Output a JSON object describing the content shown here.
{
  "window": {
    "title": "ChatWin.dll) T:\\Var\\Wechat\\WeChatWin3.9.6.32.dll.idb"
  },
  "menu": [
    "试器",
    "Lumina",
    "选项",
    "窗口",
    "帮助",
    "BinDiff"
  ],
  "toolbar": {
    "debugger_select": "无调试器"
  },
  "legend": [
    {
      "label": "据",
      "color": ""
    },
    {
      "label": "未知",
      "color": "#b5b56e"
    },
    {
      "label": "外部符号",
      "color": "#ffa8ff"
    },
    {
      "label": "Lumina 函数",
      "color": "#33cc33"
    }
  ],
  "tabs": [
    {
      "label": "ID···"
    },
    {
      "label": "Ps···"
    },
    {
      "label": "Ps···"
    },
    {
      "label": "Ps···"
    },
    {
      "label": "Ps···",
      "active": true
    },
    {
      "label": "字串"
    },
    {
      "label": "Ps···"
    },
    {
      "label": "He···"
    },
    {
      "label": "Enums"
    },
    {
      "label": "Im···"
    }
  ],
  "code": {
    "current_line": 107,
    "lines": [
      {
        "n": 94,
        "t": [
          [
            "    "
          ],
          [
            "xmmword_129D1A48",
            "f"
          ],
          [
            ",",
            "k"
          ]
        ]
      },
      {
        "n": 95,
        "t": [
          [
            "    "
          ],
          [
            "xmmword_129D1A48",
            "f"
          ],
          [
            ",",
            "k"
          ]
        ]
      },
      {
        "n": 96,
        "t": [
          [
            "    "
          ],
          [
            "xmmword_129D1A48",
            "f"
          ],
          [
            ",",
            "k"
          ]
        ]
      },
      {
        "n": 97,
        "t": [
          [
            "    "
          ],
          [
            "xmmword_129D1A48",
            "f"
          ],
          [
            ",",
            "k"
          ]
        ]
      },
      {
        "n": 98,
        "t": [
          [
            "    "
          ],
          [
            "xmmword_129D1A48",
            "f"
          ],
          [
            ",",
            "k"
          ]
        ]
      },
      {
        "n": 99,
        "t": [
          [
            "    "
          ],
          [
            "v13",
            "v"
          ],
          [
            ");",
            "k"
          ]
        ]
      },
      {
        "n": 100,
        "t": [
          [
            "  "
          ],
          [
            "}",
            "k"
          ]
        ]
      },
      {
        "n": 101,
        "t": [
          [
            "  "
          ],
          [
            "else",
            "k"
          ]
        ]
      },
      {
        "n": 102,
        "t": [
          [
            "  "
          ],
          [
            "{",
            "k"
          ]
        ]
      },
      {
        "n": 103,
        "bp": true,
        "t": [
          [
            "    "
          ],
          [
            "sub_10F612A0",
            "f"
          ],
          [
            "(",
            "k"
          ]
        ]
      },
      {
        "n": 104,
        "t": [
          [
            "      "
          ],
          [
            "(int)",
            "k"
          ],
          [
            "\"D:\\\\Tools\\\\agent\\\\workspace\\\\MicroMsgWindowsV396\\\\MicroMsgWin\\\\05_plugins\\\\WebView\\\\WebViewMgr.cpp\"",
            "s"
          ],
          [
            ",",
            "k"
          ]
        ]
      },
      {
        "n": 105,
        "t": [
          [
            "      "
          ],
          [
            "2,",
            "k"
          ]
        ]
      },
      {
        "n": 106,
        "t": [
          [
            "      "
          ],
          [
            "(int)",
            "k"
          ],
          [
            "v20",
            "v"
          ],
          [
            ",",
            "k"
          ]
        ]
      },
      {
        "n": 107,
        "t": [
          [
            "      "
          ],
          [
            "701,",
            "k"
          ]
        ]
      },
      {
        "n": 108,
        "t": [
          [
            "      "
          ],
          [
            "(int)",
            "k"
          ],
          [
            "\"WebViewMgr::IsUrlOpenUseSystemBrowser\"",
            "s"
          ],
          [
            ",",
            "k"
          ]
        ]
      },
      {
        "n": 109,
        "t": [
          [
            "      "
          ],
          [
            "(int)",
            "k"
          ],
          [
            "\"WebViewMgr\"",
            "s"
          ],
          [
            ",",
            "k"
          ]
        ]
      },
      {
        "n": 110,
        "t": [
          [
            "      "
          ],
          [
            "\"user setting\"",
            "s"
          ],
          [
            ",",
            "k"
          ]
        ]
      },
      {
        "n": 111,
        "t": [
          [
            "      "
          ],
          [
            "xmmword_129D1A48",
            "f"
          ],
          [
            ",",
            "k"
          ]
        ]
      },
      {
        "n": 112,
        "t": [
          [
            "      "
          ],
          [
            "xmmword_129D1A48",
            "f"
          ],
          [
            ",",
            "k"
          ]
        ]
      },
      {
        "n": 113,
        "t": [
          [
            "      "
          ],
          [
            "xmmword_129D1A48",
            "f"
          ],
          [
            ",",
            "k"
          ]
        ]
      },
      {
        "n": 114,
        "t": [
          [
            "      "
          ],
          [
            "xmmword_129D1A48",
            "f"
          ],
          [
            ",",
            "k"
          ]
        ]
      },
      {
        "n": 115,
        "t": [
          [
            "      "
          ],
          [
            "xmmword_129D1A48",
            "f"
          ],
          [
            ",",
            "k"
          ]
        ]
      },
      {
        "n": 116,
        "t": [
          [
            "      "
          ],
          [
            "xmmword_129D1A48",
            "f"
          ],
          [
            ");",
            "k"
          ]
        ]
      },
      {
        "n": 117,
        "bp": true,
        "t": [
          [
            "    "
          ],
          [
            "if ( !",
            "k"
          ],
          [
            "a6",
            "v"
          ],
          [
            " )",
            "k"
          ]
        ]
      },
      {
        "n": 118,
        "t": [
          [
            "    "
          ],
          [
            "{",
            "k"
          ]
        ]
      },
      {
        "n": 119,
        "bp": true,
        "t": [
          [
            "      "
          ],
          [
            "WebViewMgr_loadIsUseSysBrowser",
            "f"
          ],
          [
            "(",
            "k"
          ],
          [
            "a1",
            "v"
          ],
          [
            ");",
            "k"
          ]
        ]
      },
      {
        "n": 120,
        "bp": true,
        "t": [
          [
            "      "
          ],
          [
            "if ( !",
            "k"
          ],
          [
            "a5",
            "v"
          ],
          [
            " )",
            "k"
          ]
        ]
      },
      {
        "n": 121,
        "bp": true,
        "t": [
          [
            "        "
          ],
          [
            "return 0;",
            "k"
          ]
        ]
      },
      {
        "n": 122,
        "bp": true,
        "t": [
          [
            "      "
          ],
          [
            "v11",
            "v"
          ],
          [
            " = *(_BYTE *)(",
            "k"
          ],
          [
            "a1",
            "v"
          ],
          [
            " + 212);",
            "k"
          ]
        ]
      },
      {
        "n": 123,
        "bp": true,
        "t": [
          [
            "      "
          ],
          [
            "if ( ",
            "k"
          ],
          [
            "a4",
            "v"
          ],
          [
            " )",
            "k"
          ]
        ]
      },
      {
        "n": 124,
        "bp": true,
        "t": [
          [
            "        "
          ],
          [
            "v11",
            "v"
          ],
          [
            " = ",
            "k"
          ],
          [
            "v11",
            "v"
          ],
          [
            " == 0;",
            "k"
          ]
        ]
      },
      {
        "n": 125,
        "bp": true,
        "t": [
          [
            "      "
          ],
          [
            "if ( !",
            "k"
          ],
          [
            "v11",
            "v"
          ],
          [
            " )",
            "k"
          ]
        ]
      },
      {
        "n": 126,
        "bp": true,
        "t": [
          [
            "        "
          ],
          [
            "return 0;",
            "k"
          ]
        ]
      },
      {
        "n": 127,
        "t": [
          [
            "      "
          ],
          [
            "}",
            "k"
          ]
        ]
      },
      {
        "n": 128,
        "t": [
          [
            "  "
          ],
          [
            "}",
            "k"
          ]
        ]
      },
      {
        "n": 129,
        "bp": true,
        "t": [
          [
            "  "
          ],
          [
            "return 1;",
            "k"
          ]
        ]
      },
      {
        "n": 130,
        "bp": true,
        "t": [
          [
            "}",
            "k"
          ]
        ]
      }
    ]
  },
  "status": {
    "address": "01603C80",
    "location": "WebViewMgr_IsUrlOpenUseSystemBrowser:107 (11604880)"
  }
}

┄┄┄┄┄┄┄┄┄┄┄┄┄┄┄┄┄┄┄┄

» **CHALLENGE**
Search the records above for the string "color". Copy every line that contains it.

» **CORRECT RESULT**
      "color": ""
      "color": "#b5b56e"
      "color": "#ffa8ff"
      "color": "#33cc33"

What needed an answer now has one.